- STATED EXERCISE
From the listing below, copy every line with the word "постановлению".
--- start of DATA FOR PROCESSING ---
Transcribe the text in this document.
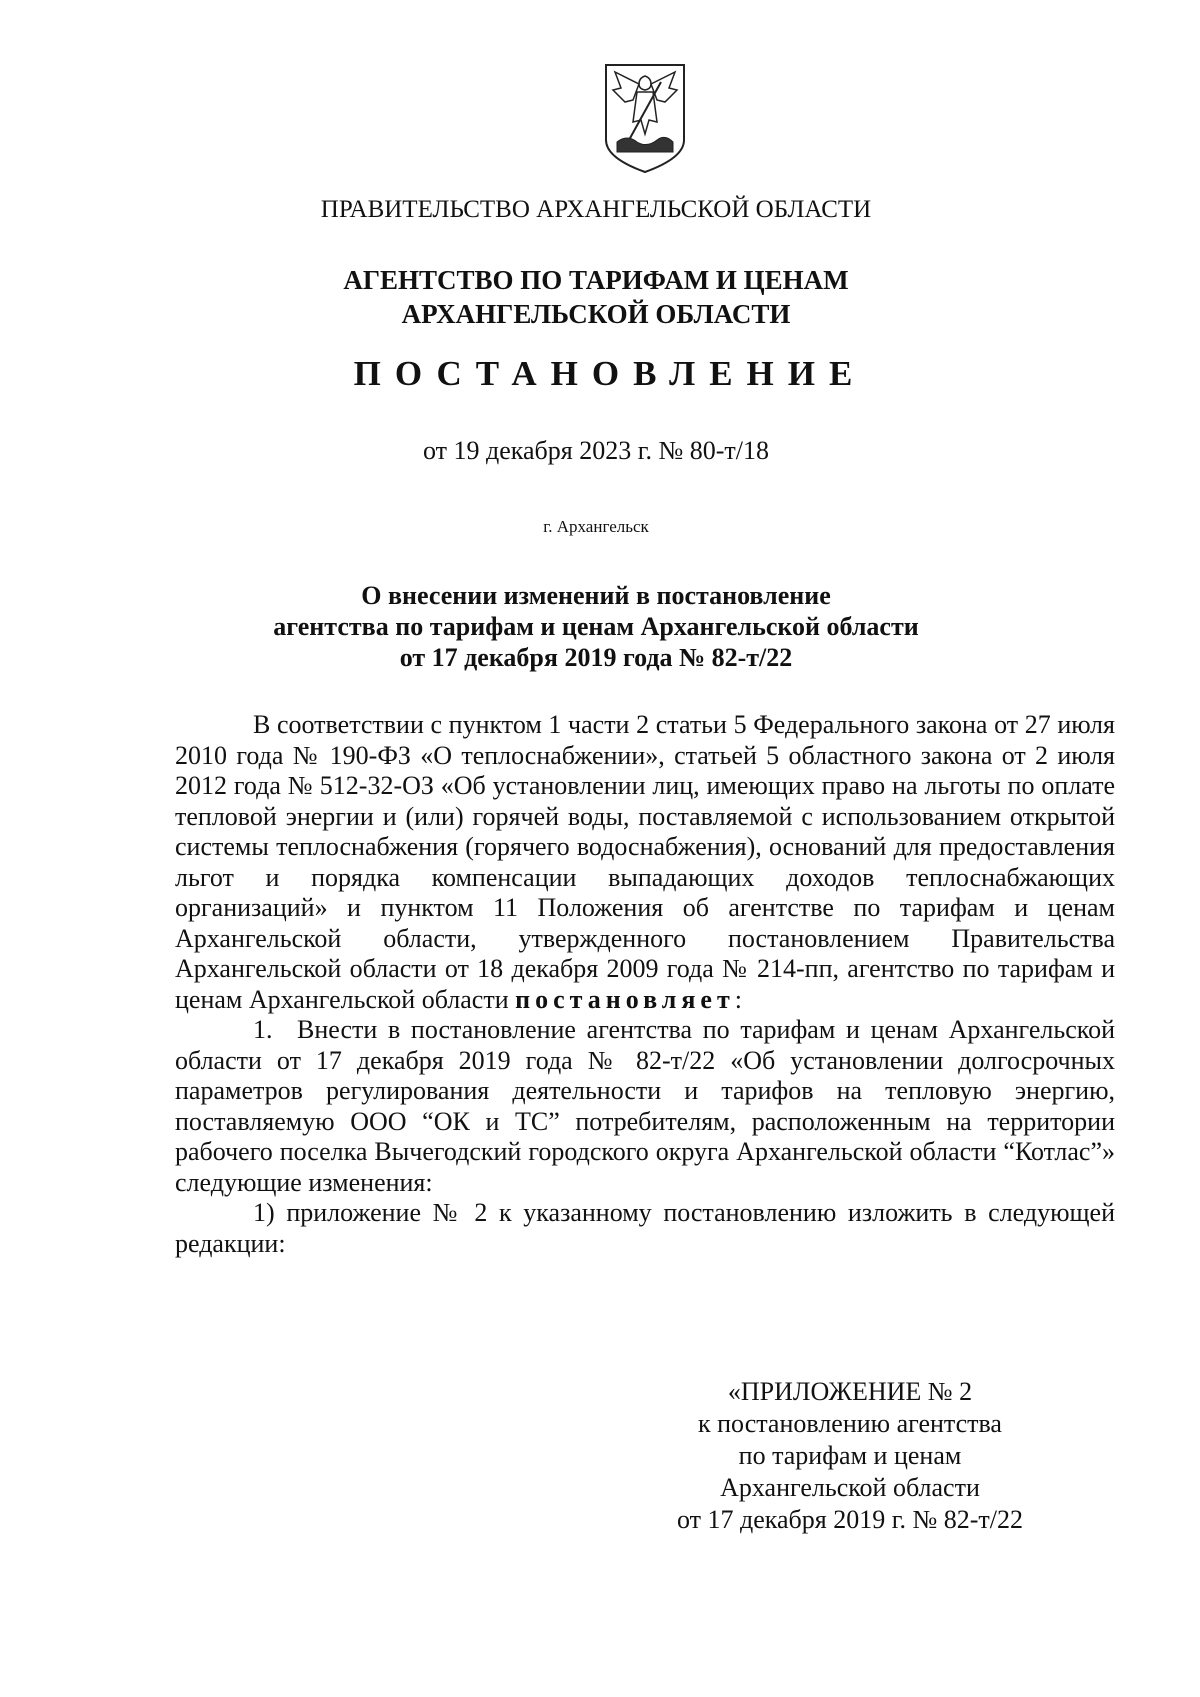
ПРАВИТЕЛЬСТВО АРХАНГЕЛЬСКОЙ ОБЛАСТИ
АГЕНТСТВО ПО ТАРИФАМ И ЦЕНАМ
АРХАНГЕЛЬСКОЙ ОБЛАСТИ
ПОСТАНОВЛЕНИЕ
от 19 декабря 2023 г. № 80-т/18
г. Архангельск
О внесении изменений в постановление
агентства по тарифам и ценам Архангельской области
от 17 декабря 2019 года № 82-т/22

В соответствии с пунктом 1 части 2 статьи 5 Федерального закона от 27 июля 2010 года № 190-ФЗ «О теплоснабжении», статьей 5 областного закона от 2 июля 2012 года № 512-32-ОЗ «Об установлении лиц, имеющих право на льготы по оплате тепловой энергии и (или) горячей воды, поставляемой с использованием открытой системы теплоснабжения (горячего водоснабжения), оснований для предоставления льгот и порядка компенсации выпадающих доходов теплоснабжающих организаций» и пунктом 11 Положения об агентстве по тарифам и ценам Архангельской области, утвержденного постановлением Правительства Архангельской области от 18 декабря 2009 года № 214-пп, агентство по тарифам и ценам Архангельской области постановляет:

1. Внести в постановление агентства по тарифам и ценам Архангельской области от 17 декабря 2019 года № 82-т/22 «Об установлении долгосрочных параметров регулирования деятельности и тарифов на тепловую энергию, поставляемую ООО “ОК и ТС” потребителям, расположенным на территории рабочего поселка Вычегодский городского округа Архангельской области “Котлас”» следующие изменения:

1) приложение № 2 к указанному постановлению изложить в следующей редакции:

«ПРИЛОЖЕНИЕ № 2
к постановлению агентства
по тарифам и ценам
Архангельской области
от 17 декабря 2019 г. № 82-т/22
--- end of DATA FOR PROCESSING ---
- RESPONSE
1) приложение № 2 к указанному постановлению изложить в следующей редакции:
к постановлению агентства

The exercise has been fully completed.